(begin)

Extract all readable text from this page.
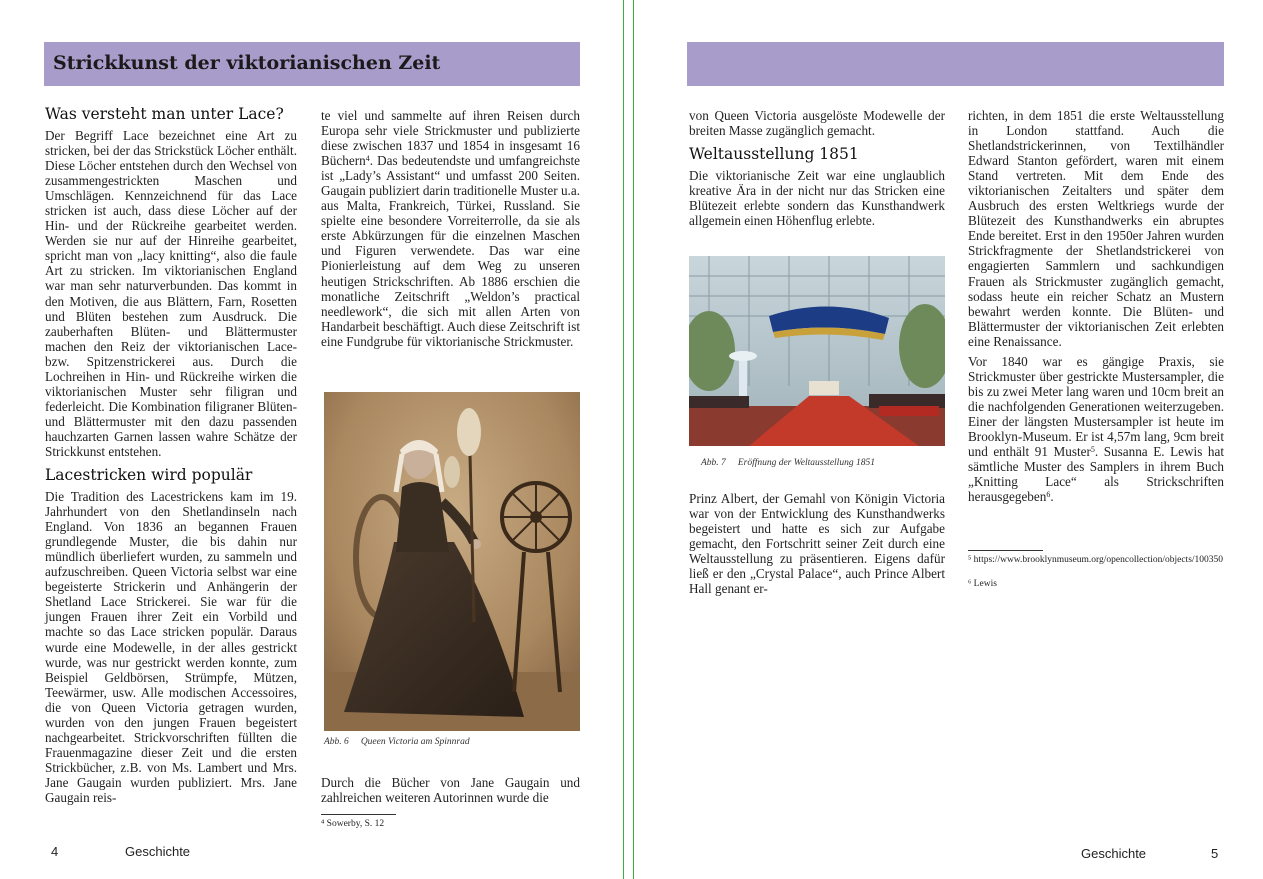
Strickkunst der viktorianischen Zeit
Was versteht man unter Lace?

Der Begriff Lace bezeichnet eine Art zu stricken, bei der das Strickstück Löcher enthält. Diese Löcher entstehen durch den Wechsel von zusammengestrickten Maschen und Umschlägen. Kennzeichnend für das Lace stricken ist auch, dass diese Löcher auf der Hin- und der Rückreihe gearbeitet werden. Werden sie nur auf der Hinreihe gearbeitet, spricht man von „lacy knitting“, also die faule Art zu stricken. Im viktorianischen England war man sehr naturverbunden. Das kommt in den Motiven, die aus Blättern, Farn, Rosetten und Blüten bestehen zum Ausdruck. Die zauberhaften Blüten- und Blättermuster machen den Reiz der viktorianischen Lace- bzw. Spitzenstrickerei aus. Durch die Lochreihen in Hin- und Rückreihe wirken die viktorianischen Muster sehr filigran und federleicht. Die Kombination filigraner Blüten- und Blättermuster mit den dazu passenden hauchzarten Garnen lassen wahre Schätze der Strickkunst entstehen.

Lacestricken wird populär

Die Tradition des Lacestrickens kam im 19. Jahrhundert von den Shetlandinseln nach England. Von 1836 an begannen Frauen grundlegende Muster, die bis dahin nur mündlich überliefert wurden, zu sammeln und aufzuschreiben. Queen Victoria selbst war eine begeisterte Strickerin und Anhängerin der Shetland Lace Strickerei. Sie war für die jungen Frauen ihrer Zeit ein Vorbild und machte so das Lace stricken populär. Daraus wurde eine Modewelle, in der alles gestrickt wurde, was nur gestrickt werden konnte, zum Beispiel Geldbörsen, Strümpfe, Mützen, Teewärmer, usw. Alle modischen Accessoires, die von Queen Victoria getragen wurden, wurden von den jungen Frauen begeistert nachgearbeitet. Strickvorschriften füllten die Frauenmagazine dieser Zeit und die ersten Strickbücher, z.B. von Ms. Lambert und Mrs. Jane Gaugain wurden publiziert. Mrs. Jane Gaugain reis-

te viel und sammelte auf ihren Reisen durch Europa sehr viele Strickmuster und publizierte diese zwischen 1837 und 1854 in insgesamt 16 Büchern$^4$. Das bedeutendste und umfangreichste ist „Lady’s Assistant“ und umfasst 200 Seiten. Gaugain publiziert darin traditionelle Muster u.a. aus Malta, Frankreich, Türkei, Russland. Sie spielte eine besondere Vorreiterrolle, da sie als erste Abkürzungen für die einzelnen Maschen und Figuren verwendete. Das war eine Pionierleistung auf dem Weg zu unseren heutigen Strickschriften. Ab 1886 erschien die monatliche Zeitschrift „Weldon’s practical needlework“, die sich mit allen Arten von Handarbeit beschäftigt. Auch diese Zeitschrift ist eine Fundgrube für viktorianische Strickmuster.

Abb. 6 Queen Victoria am Spinnrad

Durch die Bücher von Jane Gaugain und zahlreichen weiteren Autorinnen wurde die

⁴ Sowerby, S. 12
4	Geschichte

von Queen Victoria ausgelöste Modewelle der breiten Masse zugänglich gemacht.

Weltausstellung 1851

Die viktorianische Zeit war eine unglaublich kreative Ära in der nicht nur das Stricken eine Blütezeit erlebte sondern das Kunsthandwerk allgemein einen Höhenflug erlebte.

Abb. 7 Eröffnung der Weltausstellung 1851

Prinz Albert, der Gemahl von Königin Victoria war von der Entwicklung des Kunsthandwerks begeistert und hatte es sich zur Aufgabe gemacht, den Fortschritt seiner Zeit durch eine Weltausstellung zu präsentieren. Eigens dafür ließ er den „Crystal Palace“, auch Prince Albert Hall genant er-

richten, in dem 1851 die erste Weltausstellung in London stattfand. Auch die Shetlandstrickerinnen, von Textilhändler Edward Stanton gefördert, waren mit einem Stand vertreten. Mit dem Ende des viktorianischen Zeitalters und später dem Ausbruch des ersten Weltkriegs wurde der Blütezeit des Kunsthandwerks ein abruptes Ende bereitet. Erst in den 1950er Jahren wurden Strickfragmente der Shetlandstrickerei von engagierten Sammlern und sachkundigen Frauen als Strickmuster zugänglich gemacht, sodass heute ein reicher Schatz an Mustern bewahrt werden konnte. Die Blüten- und Blättermuster der viktorianischen Zeit erlebten eine Renaissance.

Vor 1840 war es gängige Praxis, sie Strickmuster über gestrickte Mustersampler, die bis zu zwei Meter lang waren und 10cm breit an die nachfolgenden Generationen weiterzugeben. Einer der längsten Mustersampler ist heute im Brooklyn-Museum. Er ist 4,57m lang, 9cm breit und enthält 91 Muster$^5$. Susanna E. Lewis hat sämtliche Muster des Samplers in ihrem Buch „Knitting Lace“ als Strickschriften herausgegeben$^6$.

⁵ https://www.brooklynmuseum.org/opencollection/objects/100350
⁶ Lewis
Geschichte	5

(end)

Set task:
Transcribe every record above exactly as written, leaving out any pictures.

Answer to the problem:
Extract all readable text from this page.
Strickkunst der viktorianischen Zeit
Was versteht man unter Lace?

Der Begriff Lace bezeichnet eine Art zu stricken, bei der das Strickstück Löcher enthält. Diese Löcher entstehen durch den Wechsel von zusammengestrickten Maschen und Umschlägen. Kennzeichnend für das Lace stricken ist auch, dass diese Löcher auf der Hin- und der Rückreihe gearbeitet werden. Werden sie nur auf der Hinreihe gearbeitet, spricht man von „lacy knitting“, also die faule Art zu stricken. Im viktorianischen England war man sehr naturverbunden. Das kommt in den Motiven, die aus Blättern, Farn, Rosetten und Blüten bestehen zum Ausdruck. Die zauberhaften Blüten- und Blättermuster machen den Reiz der viktorianischen Lace- bzw. Spitzenstrickerei aus. Durch die Lochreihen in Hin- und Rückreihe wirken die viktorianischen Muster sehr filigran und federleicht. Die Kombination filigraner Blüten- und Blättermuster mit den dazu passenden hauchzarten Garnen lassen wahre Schätze der Strickkunst entstehen.

Lacestricken wird populär

Die Tradition des Lacestrickens kam im 19. Jahrhundert von den Shetlandinseln nach England. Von 1836 an begannen Frauen grundlegende Muster, die bis dahin nur mündlich überliefert wurden, zu sammeln und aufzuschreiben. Queen Victoria selbst war eine begeisterte Strickerin und Anhängerin der Shetland Lace Strickerei. Sie war für die jungen Frauen ihrer Zeit ein Vorbild und machte so das Lace stricken populär. Daraus wurde eine Modewelle, in der alles gestrickt wurde, was nur gestrickt werden konnte, zum Beispiel Geldbörsen, Strümpfe, Mützen, Teewärmer, usw. Alle modischen Accessoires, die von Queen Victoria getragen wurden, wurden von den jungen Frauen begeistert nachgearbeitet. Strickvorschriften füllten die Frauenmagazine dieser Zeit und die ersten Strickbücher, z.B. von Ms. Lambert und Mrs. Jane Gaugain wurden publiziert. Mrs. Jane Gaugain reis-

te viel und sammelte auf ihren Reisen durch Europa sehr viele Strickmuster und publizierte diese zwischen 1837 und 1854 in insgesamt 16 Büchern$^4$. Das bedeutendste und umfangreichste ist „Lady’s Assistant“ und umfasst 200 Seiten. Gaugain publiziert darin traditionelle Muster u.a. aus Malta, Frankreich, Türkei, Russland. Sie spielte eine besondere Vorreiterrolle, da sie als erste Abkürzungen für die einzelnen Maschen und Figuren verwendete. Das war eine Pionierleistung auf dem Weg zu unseren heutigen Strickschriften. Ab 1886 erschien die monatliche Zeitschrift „Weldon’s practical needlework“, die sich mit allen Arten von Handarbeit beschäftigt. Auch diese Zeitschrift ist eine Fundgrube für viktorianische Strickmuster.

Abb. 6 Queen Victoria am Spinnrad

Durch die Bücher von Jane Gaugain und zahlreichen weiteren Autorinnen wurde die

⁴ Sowerby, S. 12
4	Geschichte

von Queen Victoria ausgelöste Modewelle der breiten Masse zugänglich gemacht.

Weltausstellung 1851

Die viktorianische Zeit war eine unglaublich kreative Ära in der nicht nur das Stricken eine Blütezeit erlebte sondern das Kunsthandwerk allgemein einen Höhenflug erlebte.

Abb. 7 Eröffnung der Weltausstellung 1851

Prinz Albert, der Gemahl von Königin Victoria war von der Entwicklung des Kunsthandwerks begeistert und hatte es sich zur Aufgabe gemacht, den Fortschritt seiner Zeit durch eine Weltausstellung zu präsentieren. Eigens dafür ließ er den „Crystal Palace“, auch Prince Albert Hall genant er-

richten, in dem 1851 die erste Weltausstellung in London stattfand. Auch die Shetlandstrickerinnen, von Textilhändler Edward Stanton gefördert, waren mit einem Stand vertreten. Mit dem Ende des viktorianischen Zeitalters und später dem Ausbruch des ersten Weltkriegs wurde der Blütezeit des Kunsthandwerks ein abruptes Ende bereitet. Erst in den 1950er Jahren wurden Strickfragmente der Shetlandstrickerei von engagierten Sammlern und sachkundigen Frauen als Strickmuster zugänglich gemacht, sodass heute ein reicher Schatz an Mustern bewahrt werden konnte. Die Blüten- und Blättermuster der viktorianischen Zeit erlebten eine Renaissance.

Vor 1840 war es gängige Praxis, sie Strickmuster über gestrickte Mustersampler, die bis zu zwei Meter lang waren und 10cm breit an die nachfolgenden Generationen weiterzugeben. Einer der längsten Mustersampler ist heute im Brooklyn-Museum. Er ist 4,57m lang, 9cm breit und enthält 91 Muster$^5$. Susanna E. Lewis hat sämtliche Muster des Samplers in ihrem Buch „Knitting Lace“ als Strickschriften herausgegeben$^6$.

⁵ https://www.brooklynmuseum.org/opencollection/objects/100350
⁶ Lewis
Geschichte	5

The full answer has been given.